Text provided
──────

The Hacker News has given us a good-to-know update about the vulnerabilities in Microsoft Windows' scripting language AutoHotkey (AHK). Cybersecurity researchers have discovered that AHK scripting language can be used to deliver multiple multiple remote access trojans (RAT) such as Revenge RAT, LimeRAT, AsyncRAT, Houdini, and Vjw0rm on target Windows systems.
In this RAT delivery campaign, the attackers incorporate malicious scripts/executables alongside a legitimate application to disguise their intentions. The AHK interpreter and the AHK script are incorporated into the legitimate application file via the FileInstall command. Regardless of the attack chain, the infection begins with an AHK executable that proceeds to drop and execute different VBScripts that eventually load the RAT on the compromised machine.
Now where is the significance of this to me, you might be asking? Or even, "What the heck does any of this jargon even mean?"
Well, for example, many of us are working from home still with our work PCs but with a personal PC or tablet also hooked into our home network. Let's say that, even if there is no way of installing anything at all on your work PC (because of security settings already in existence), you obviously can still make changes/installations on your personal device(s). If your personal machine is compromised, and a RAT is loaded, then the cyber criminal has possibly just managed to block Microsoft Defender or blocked your future virus updates through tampering with the hosts file.
With security controls bypassed, your computer can be an open door to the hacker: an opening to the data on your own personal device and any connected cloud folders, as well as to your home network and any other attached devices.
"Watch, listen, learn." We can try to keep more ahead of the attackers if we keep informed of the threats and always remember that there is no such thing as "too small" to be a victim or someone being "unimportant" to any cyber attacker.

──────

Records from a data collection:
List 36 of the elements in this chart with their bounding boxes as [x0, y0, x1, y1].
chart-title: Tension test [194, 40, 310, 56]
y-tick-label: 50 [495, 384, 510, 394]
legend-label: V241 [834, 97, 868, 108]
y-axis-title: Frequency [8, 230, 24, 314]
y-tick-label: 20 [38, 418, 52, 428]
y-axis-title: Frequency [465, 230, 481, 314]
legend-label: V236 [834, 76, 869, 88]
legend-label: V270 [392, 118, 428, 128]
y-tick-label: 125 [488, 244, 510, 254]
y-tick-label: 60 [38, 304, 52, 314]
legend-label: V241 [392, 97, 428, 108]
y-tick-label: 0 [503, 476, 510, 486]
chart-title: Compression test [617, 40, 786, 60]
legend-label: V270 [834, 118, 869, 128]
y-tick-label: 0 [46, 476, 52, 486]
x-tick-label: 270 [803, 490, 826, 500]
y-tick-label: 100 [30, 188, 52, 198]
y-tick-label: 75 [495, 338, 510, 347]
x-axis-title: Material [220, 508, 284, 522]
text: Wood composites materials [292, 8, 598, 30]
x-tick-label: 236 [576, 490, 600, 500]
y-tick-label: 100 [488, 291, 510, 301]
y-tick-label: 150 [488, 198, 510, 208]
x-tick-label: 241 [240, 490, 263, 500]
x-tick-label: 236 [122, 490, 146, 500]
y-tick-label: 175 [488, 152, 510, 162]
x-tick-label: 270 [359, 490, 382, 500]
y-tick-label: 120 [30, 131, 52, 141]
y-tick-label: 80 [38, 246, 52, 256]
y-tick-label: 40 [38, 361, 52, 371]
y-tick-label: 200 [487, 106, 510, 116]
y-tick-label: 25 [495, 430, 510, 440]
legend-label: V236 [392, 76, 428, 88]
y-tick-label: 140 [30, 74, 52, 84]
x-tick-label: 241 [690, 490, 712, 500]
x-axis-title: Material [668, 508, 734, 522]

──────

Using the information
• a. In the text about AutoHotkey, which command incorporates the AHK interpreter and the AHK script into the legitimate application file?
• b. Rewrite the paragraph of the text about AutoHotkey that begins "In this RAT delivery campaign" as a short list that keeps its main facts.

Responses to the tasks
• a. The FileInstall command.

• b.
- Attackers hide their intentions by bundling malicious scripts or executables with a legitimate application.
- The FileInstall command places the AHK interpreter and the AHK script in the legitimate application file.
- Whatever the attack chain, infection begins with an AHK executable.
- That executable drops and runs several VBScripts, which eventually load the RAT on the compromised machine.